**Input material**
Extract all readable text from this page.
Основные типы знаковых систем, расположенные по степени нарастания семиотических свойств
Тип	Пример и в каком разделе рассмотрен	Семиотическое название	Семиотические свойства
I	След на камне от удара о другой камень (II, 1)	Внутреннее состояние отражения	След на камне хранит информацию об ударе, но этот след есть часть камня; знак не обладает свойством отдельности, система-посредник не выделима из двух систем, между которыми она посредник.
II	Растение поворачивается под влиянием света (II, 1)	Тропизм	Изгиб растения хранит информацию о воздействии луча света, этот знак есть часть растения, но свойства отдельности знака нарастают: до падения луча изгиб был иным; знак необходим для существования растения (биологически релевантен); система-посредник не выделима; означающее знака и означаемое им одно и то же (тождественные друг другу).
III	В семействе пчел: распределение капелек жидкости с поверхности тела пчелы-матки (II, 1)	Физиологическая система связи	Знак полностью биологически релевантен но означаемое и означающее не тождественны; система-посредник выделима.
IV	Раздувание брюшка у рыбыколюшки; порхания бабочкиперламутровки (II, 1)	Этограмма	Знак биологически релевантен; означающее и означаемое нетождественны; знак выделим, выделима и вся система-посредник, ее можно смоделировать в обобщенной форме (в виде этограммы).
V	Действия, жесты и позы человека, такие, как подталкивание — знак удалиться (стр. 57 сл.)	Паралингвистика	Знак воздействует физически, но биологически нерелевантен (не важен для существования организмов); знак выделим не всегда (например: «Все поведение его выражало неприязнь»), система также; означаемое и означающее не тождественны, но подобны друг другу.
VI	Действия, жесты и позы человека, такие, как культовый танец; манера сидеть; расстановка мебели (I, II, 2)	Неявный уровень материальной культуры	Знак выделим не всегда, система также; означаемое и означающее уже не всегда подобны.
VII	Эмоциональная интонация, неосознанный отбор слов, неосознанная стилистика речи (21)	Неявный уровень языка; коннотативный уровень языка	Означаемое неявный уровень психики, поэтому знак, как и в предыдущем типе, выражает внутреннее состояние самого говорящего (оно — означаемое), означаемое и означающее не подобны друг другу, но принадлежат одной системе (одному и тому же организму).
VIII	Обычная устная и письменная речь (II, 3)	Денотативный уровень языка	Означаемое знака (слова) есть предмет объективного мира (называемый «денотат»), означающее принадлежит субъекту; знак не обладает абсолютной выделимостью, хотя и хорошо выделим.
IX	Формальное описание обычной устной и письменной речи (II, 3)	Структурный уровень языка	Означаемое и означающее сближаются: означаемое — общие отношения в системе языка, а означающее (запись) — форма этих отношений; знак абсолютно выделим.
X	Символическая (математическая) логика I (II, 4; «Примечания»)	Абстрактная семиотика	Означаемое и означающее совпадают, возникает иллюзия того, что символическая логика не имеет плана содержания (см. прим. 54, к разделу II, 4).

**Task to carry out**
Reproduce the entire listing word for word.

**Solved problem**
Extract all readable text from this page.
Основные типы знаковых систем, расположенные по степени нарастания семиотических свойств
Тип	Пример и в каком разделе рассмотрен	Семиотическое название	Семиотические свойства
I	След на камне от удара о другой камень (II, 1)	Внутреннее состояние отражения	След на камне хранит информацию об ударе, но этот след есть часть камня; знак не обладает свойством отдельности, система-посредник не выделима из двух систем, между которыми она посредник.
II	Растение поворачивается под влиянием света (II, 1)	Тропизм	Изгиб растения хранит информацию о воздействии луча света, этот знак есть часть растения, но свойства отдельности знака нарастают: до падения луча изгиб был иным; знак необходим для существования растения (биологически релевантен); система-посредник не выделима; означающее знака и означаемое им одно и то же (тождественные друг другу).
III	В семействе пчел: распределение капелек жидкости с поверхности тела пчелы-матки (II, 1)	Физиологическая система связи	Знак полностью биологически релевантен но означаемое и означающее не тождественны; система-посредник выделима.
IV	Раздувание брюшка у рыбыколюшки; порхания бабочкиперламутровки (II, 1)	Этограмма	Знак биологически релевантен; означающее и означаемое нетождественны; знак выделим, выделима и вся система-посредник, ее можно смоделировать в обобщенной форме (в виде этограммы).
V	Действия, жесты и позы человека, такие, как подталкивание — знак удалиться (стр. 57 сл.)	Паралингвистика	Знак воздействует физически, но биологически нерелевантен (не важен для существования организмов); знак выделим не всегда (например: «Все поведение его выражало неприязнь»), система также; означаемое и означающее не тождественны, но подобны друг другу.
VI	Действия, жесты и позы человека, такие, как культовый танец; манера сидеть; расстановка мебели (I, II, 2)	Неявный уровень материальной культуры	Знак выделим не всегда, система также; означаемое и означающее уже не всегда подобны.
VII	Эмоциональная интонация, неосознанный отбор слов, неосознанная стилистика речи (21)	Неявный уровень языка; коннотативный уровень языка	Означаемое неявный уровень психики, поэтому знак, как и в предыдущем типе, выражает внутреннее состояние самого говорящего (оно — означаемое), означаемое и означающее не подобны друг другу, но принадлежат одной системе (одному и тому же организму).
VIII	Обычная устная и письменная речь (II, 3)	Денотативный уровень языка	Означаемое знака (слова) есть предмет объективного мира (называемый «денотат»), означающее принадлежит субъекту; знак не обладает абсолютной выделимостью, хотя и хорошо выделим.
IX	Формальное описание обычной устной и письменной речи (II, 3)	Структурный уровень языка	Означаемое и означающее сближаются: означаемое — общие отношения в системе языка, а означающее (запись) — форма этих отношений; знак абсолютно выделим.
X	Символическая (математическая) логика I (II, 4; «Примечания»)	Абстрактная семиотика	Означаемое и означающее совпадают, возникает иллюзия того, что символическая логика не имеет плана содержания (см. прим. 54, к разделу II, 4).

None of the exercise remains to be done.